#### Data section:
════════
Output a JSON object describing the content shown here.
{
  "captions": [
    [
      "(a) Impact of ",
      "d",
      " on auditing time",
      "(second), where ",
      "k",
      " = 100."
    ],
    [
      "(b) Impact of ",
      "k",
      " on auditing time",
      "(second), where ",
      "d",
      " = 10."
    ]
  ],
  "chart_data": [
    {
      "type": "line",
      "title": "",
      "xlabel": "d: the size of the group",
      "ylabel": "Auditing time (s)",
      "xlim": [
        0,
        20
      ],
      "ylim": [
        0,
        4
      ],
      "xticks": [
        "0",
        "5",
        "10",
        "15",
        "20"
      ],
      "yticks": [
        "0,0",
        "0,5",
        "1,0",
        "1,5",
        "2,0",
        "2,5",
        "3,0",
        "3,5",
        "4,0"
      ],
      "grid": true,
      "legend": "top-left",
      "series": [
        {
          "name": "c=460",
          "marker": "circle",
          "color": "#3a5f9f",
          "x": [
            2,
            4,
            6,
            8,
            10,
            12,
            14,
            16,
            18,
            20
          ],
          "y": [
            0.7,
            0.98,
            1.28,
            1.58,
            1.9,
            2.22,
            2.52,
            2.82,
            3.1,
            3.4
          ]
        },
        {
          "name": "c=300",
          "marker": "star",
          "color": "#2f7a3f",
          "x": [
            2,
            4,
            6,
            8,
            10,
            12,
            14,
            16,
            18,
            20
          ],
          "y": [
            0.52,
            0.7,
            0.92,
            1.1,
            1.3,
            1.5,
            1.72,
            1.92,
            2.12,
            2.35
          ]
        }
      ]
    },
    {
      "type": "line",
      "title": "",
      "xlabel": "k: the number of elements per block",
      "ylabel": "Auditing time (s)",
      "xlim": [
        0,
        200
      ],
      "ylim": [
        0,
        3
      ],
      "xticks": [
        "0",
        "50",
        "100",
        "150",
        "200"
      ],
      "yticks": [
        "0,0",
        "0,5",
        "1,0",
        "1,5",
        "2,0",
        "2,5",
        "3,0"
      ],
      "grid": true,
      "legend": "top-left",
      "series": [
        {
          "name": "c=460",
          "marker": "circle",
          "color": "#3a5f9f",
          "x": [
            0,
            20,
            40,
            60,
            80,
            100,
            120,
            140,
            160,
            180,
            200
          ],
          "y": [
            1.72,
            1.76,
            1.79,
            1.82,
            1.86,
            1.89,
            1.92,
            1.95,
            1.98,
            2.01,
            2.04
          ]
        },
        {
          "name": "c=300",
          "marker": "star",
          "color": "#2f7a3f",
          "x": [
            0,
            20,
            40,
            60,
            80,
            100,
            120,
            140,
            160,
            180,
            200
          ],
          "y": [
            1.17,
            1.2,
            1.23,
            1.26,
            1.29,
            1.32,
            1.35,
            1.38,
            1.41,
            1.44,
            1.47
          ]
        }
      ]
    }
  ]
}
════════
#### Brief:
Show the lines from the data above that contain the string "xlabel".

#### Answer for the task:
      "xlabel": "d: the size of the group",
      "xlabel": "k: the number of elements per block",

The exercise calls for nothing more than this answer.